SHORT EXERCISE >>
Here are some records. Copy each one exactly.

»»

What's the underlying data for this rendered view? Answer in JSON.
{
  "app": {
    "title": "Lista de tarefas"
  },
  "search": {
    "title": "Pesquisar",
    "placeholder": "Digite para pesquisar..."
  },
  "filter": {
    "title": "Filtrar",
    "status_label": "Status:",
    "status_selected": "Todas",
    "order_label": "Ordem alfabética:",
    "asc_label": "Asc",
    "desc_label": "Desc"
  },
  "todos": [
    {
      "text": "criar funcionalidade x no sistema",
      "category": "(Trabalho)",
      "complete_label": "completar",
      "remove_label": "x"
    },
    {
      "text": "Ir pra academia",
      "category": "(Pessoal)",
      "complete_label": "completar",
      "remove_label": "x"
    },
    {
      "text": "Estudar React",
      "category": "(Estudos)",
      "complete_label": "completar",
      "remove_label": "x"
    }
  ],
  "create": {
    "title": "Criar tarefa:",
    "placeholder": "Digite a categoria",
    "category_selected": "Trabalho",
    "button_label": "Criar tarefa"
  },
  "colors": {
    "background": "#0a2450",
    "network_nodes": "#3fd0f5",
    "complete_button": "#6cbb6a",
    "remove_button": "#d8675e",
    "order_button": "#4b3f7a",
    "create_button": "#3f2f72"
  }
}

««

ANSWER TO THIS TASK >>
What's the underlying data for this rendered view? Answer in JSON.
{
  "app": {
    "title": "Lista de tarefas"
  },
  "search": {
    "title": "Pesquisar",
    "placeholder": "Digite para pesquisar..."
  },
  "filter": {
    "title": "Filtrar",
    "status_label": "Status:",
    "status_selected": "Todas",
    "order_label": "Ordem alfabética:",
    "asc_label": "Asc",
    "desc_label": "Desc"
  },
  "todos": [
    {
      "text": "criar funcionalidade x no sistema",
      "category": "(Trabalho)",
      "complete_label": "completar",
      "remove_label": "x"
    },
    {
      "text": "Ir pra academia",
      "category": "(Pessoal)",
      "complete_label": "completar",
      "remove_label": "x"
    },
    {
      "text": "Estudar React",
      "category": "(Estudos)",
      "complete_label": "completar",
      "remove_label": "x"
    }
  ],
  "create": {
    "title": "Criar tarefa:",
    "placeholder": "Digite a categoria",
    "category_selected": "Trabalho",
    "button_label": "Criar tarefa"
  },
  "colors": {
    "background": "#0a2450",
    "network_nodes": "#3fd0f5",
    "complete_button": "#6cbb6a",
    "remove_button": "#d8675e",
    "order_button": "#4b3f7a",
    "create_button": "#3f2f72"
  }
}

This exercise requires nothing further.